**GIVEN REQUEST**
Give every entry again, word for word and in full.

◆ ◆ ◆ ◆ ◆

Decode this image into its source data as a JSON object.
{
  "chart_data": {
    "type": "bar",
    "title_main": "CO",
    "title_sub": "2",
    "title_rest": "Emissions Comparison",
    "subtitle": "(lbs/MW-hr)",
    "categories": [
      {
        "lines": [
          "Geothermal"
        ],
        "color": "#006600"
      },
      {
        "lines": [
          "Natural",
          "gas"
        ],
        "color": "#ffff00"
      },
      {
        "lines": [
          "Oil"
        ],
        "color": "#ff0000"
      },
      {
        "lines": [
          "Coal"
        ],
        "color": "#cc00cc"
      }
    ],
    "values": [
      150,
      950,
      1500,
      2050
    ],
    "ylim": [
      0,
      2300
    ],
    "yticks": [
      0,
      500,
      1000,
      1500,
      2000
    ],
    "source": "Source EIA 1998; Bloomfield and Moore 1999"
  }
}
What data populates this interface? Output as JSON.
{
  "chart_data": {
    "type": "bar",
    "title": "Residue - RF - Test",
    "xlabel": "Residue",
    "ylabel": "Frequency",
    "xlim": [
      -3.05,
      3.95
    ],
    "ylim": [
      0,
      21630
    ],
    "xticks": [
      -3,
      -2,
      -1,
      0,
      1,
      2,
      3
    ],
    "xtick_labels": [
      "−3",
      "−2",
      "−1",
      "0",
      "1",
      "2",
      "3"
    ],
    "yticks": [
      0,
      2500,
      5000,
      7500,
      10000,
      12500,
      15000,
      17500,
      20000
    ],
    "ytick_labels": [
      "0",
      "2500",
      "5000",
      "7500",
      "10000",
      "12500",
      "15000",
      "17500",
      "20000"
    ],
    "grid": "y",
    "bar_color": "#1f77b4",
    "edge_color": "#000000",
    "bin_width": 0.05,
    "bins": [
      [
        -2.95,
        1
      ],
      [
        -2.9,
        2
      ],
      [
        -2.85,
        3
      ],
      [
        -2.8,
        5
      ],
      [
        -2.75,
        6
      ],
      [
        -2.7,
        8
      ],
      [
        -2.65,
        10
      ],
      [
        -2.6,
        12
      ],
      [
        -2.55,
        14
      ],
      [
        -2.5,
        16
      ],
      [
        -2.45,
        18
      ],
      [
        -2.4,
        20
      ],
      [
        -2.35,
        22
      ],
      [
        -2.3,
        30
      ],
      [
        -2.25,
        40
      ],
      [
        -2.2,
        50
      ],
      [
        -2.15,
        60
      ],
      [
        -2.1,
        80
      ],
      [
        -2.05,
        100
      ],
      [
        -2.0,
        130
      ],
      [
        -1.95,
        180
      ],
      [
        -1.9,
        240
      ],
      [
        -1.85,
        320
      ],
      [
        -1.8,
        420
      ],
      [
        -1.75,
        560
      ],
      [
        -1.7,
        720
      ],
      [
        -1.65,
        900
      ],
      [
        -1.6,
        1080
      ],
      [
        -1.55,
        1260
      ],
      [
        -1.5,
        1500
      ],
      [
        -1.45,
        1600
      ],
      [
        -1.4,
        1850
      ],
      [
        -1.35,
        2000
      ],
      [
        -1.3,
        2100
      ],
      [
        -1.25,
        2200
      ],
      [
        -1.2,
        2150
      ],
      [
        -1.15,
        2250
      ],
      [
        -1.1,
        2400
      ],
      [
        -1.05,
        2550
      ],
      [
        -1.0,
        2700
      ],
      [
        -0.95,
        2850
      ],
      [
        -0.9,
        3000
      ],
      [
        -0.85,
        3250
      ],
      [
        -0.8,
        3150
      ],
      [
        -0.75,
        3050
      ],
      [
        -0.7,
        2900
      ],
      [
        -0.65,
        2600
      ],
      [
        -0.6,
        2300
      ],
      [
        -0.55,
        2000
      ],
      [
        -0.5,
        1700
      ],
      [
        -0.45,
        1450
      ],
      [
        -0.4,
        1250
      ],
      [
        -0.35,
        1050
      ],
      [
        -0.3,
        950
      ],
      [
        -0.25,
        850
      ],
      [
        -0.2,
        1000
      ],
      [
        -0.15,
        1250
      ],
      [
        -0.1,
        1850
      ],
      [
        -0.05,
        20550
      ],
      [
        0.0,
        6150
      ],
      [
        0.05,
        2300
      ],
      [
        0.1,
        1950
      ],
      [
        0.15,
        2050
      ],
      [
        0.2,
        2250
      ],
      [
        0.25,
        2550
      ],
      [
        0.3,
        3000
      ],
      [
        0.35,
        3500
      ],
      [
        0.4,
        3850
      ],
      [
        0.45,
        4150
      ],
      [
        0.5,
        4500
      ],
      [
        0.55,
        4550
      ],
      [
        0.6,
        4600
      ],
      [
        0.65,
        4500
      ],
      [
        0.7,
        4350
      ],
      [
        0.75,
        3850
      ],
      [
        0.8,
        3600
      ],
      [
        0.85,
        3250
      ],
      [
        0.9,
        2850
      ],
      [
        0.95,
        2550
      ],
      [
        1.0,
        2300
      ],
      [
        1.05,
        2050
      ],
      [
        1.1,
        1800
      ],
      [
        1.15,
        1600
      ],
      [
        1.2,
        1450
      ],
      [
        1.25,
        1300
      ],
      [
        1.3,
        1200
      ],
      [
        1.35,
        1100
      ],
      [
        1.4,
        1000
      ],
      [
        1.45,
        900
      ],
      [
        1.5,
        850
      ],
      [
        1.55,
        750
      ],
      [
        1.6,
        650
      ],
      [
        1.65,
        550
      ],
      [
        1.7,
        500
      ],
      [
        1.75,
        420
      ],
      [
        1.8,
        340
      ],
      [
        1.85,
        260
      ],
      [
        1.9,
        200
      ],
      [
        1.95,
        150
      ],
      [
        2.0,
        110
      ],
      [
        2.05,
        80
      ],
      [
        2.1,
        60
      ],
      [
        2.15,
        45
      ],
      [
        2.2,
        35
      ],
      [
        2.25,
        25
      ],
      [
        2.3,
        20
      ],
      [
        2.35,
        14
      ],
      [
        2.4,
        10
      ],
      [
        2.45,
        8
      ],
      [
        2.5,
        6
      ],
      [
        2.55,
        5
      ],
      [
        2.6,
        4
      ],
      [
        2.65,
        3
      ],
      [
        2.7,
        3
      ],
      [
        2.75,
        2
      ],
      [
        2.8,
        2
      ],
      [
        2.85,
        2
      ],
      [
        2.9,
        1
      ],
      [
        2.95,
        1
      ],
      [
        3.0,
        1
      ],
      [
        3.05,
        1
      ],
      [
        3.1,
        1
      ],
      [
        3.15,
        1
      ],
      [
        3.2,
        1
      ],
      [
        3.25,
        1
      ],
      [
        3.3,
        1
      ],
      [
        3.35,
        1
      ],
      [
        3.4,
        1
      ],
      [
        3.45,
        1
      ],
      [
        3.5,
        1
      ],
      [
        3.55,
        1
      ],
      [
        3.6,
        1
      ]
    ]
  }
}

◆ ◆ ◆ ◆ ◆

**EXPECTED ANSWER**
Decode this image into its source data as a JSON object.
{
  "chart_data": {
    "type": "bar",
    "title_main": "CO",
    "title_sub": "2",
    "title_rest": "Emissions Comparison",
    "subtitle": "(lbs/MW-hr)",
    "categories": [
      {
        "lines": [
          "Geothermal"
        ],
        "color": "#006600"
      },
      {
        "lines": [
          "Natural",
          "gas"
        ],
        "color": "#ffff00"
      },
      {
        "lines": [
          "Oil"
        ],
        "color": "#ff0000"
      },
      {
        "lines": [
          "Coal"
        ],
        "color": "#cc00cc"
      }
    ],
    "values": [
      150,
      950,
      1500,
      2050
    ],
    "ylim": [
      0,
      2300
    ],
    "yticks": [
      0,
      500,
      1000,
      1500,
      2000
    ],
    "source": "Source EIA 1998; Bloomfield and Moore 1999"
  }
}
What data populates this interface? Output as JSON.
{
  "chart_data": {
    "type": "bar",
    "title": "Residue - RF - Test",
    "xlabel": "Residue",
    "ylabel": "Frequency",
    "xlim": [
      -3.05,
      3.95
    ],
    "ylim": [
      0,
      21630
    ],
    "xticks": [
      -3,
      -2,
      -1,
      0,
      1,
      2,
      3
    ],
    "xtick_labels": [
      "−3",
      "−2",
      "−1",
      "0",
      "1",
      "2",
      "3"
    ],
    "yticks": [
      0,
      2500,
      5000,
      7500,
      10000,
      12500,
      15000,
      17500,
      20000
    ],
    "ytick_labels": [
      "0",
      "2500",
      "5000",
      "7500",
      "10000",
      "12500",
      "15000",
      "17500",
      "20000"
    ],
    "grid": "y",
    "bar_color": "#1f77b4",
    "edge_color": "#000000",
    "bin_width": 0.05,
    "bins": [
      [
        -2.95,
        1
      ],
      [
        -2.9,
        2
      ],
      [
        -2.85,
        3
      ],
      [
        -2.8,
        5
      ],
      [
        -2.75,
        6
      ],
      [
        -2.7,
        8
      ],
      [
        -2.65,
        10
      ],
      [
        -2.6,
        12
      ],
      [
        -2.55,
        14
      ],
      [
        -2.5,
        16
      ],
      [
        -2.45,
        18
      ],
      [
        -2.4,
        20
      ],
      [
        -2.35,
        22
      ],
      [
        -2.3,
        30
      ],
      [
        -2.25,
        40
      ],
      [
        -2.2,
        50
      ],
      [
        -2.15,
        60
      ],
      [
        -2.1,
        80
      ],
      [
        -2.05,
        100
      ],
      [
        -2.0,
        130
      ],
      [
        -1.95,
        180
      ],
      [
        -1.9,
        240
      ],
      [
        -1.85,
        320
      ],
      [
        -1.8,
        420
      ],
      [
        -1.75,
        560
      ],
      [
        -1.7,
        720
      ],
      [
        -1.65,
        900
      ],
      [
        -1.6,
        1080
      ],
      [
        -1.55,
        1260
      ],
      [
        -1.5,
        1500
      ],
      [
        -1.45,
        1600
      ],
      [
        -1.4,
        1850
      ],
      [
        -1.35,
        2000
      ],
      [
        -1.3,
        2100
      ],
      [
        -1.25,
        2200
      ],
      [
        -1.2,
        2150
      ],
      [
        -1.15,
        2250
      ],
      [
        -1.1,
        2400
      ],
      [
        -1.05,
        2550
      ],
      [
        -1.0,
        2700
      ],
      [
        -0.95,
        2850
      ],
      [
        -0.9,
        3000
      ],
      [
        -0.85,
        3250
      ],
      [
        -0.8,
        3150
      ],
      [
        -0.75,
        3050
      ],
      [
        -0.7,
        2900
      ],
      [
        -0.65,
        2600
      ],
      [
        -0.6,
        2300
      ],
      [
        -0.55,
        2000
      ],
      [
        -0.5,
        1700
      ],
      [
        -0.45,
        1450
      ],
      [
        -0.4,
        1250
      ],
      [
        -0.35,
        1050
      ],
      [
        -0.3,
        950
      ],
      [
        -0.25,
        850
      ],
      [
        -0.2,
        1000
      ],
      [
        -0.15,
        1250
      ],
      [
        -0.1,
        1850
      ],
      [
        -0.05,
        20550
      ],
      [
        0.0,
        6150
      ],
      [
        0.05,
        2300
      ],
      [
        0.1,
        1950
      ],
      [
        0.15,
        2050
      ],
      [
        0.2,
        2250
      ],
      [
        0.25,
        2550
      ],
      [
        0.3,
        3000
      ],
      [
        0.35,
        3500
      ],
      [
        0.4,
        3850
      ],
      [
        0.45,
        4150
      ],
      [
        0.5,
        4500
      ],
      [
        0.55,
        4550
      ],
      [
        0.6,
        4600
      ],
      [
        0.65,
        4500
      ],
      [
        0.7,
        4350
      ],
      [
        0.75,
        3850
      ],
      [
        0.8,
        3600
      ],
      [
        0.85,
        3250
      ],
      [
        0.9,
        2850
      ],
      [
        0.95,
        2550
      ],
      [
        1.0,
        2300
      ],
      [
        1.05,
        2050
      ],
      [
        1.1,
        1800
      ],
      [
        1.15,
        1600
      ],
      [
        1.2,
        1450
      ],
      [
        1.25,
        1300
      ],
      [
        1.3,
        1200
      ],
      [
        1.35,
        1100
      ],
      [
        1.4,
        1000
      ],
      [
        1.45,
        900
      ],
      [
        1.5,
        850
      ],
      [
        1.55,
        750
      ],
      [
        1.6,
        650
      ],
      [
        1.65,
        550
      ],
      [
        1.7,
        500
      ],
      [
        1.75,
        420
      ],
      [
        1.8,
        340
      ],
      [
        1.85,
        260
      ],
      [
        1.9,
        200
      ],
      [
        1.95,
        150
      ],
      [
        2.0,
        110
      ],
      [
        2.05,
        80
      ],
      [
        2.1,
        60
      ],
      [
        2.15,
        45
      ],
      [
        2.2,
        35
      ],
      [
        2.25,
        25
      ],
      [
        2.3,
        20
      ],
      [
        2.35,
        14
      ],
      [
        2.4,
        10
      ],
      [
        2.45,
        8
      ],
      [
        2.5,
        6
      ],
      [
        2.55,
        5
      ],
      [
        2.6,
        4
      ],
      [
        2.65,
        3
      ],
      [
        2.7,
        3
      ],
      [
        2.75,
        2
      ],
      [
        2.8,
        2
      ],
      [
        2.85,
        2
      ],
      [
        2.9,
        1
      ],
      [
        2.95,
        1
      ],
      [
        3.0,
        1
      ],
      [
        3.05,
        1
      ],
      [
        3.1,
        1
      ],
      [
        3.15,
        1
      ],
      [
        3.2,
        1
      ],
      [
        3.25,
        1
      ],
      [
        3.3,
        1
      ],
      [
        3.35,
        1
      ],
      [
        3.4,
        1
      ],
      [
        3.45,
        1
      ],
      [
        3.5,
        1
      ],
      [
        3.55,
        1
      ],
      [
        3.6,
        1
      ]
    ]
  }
}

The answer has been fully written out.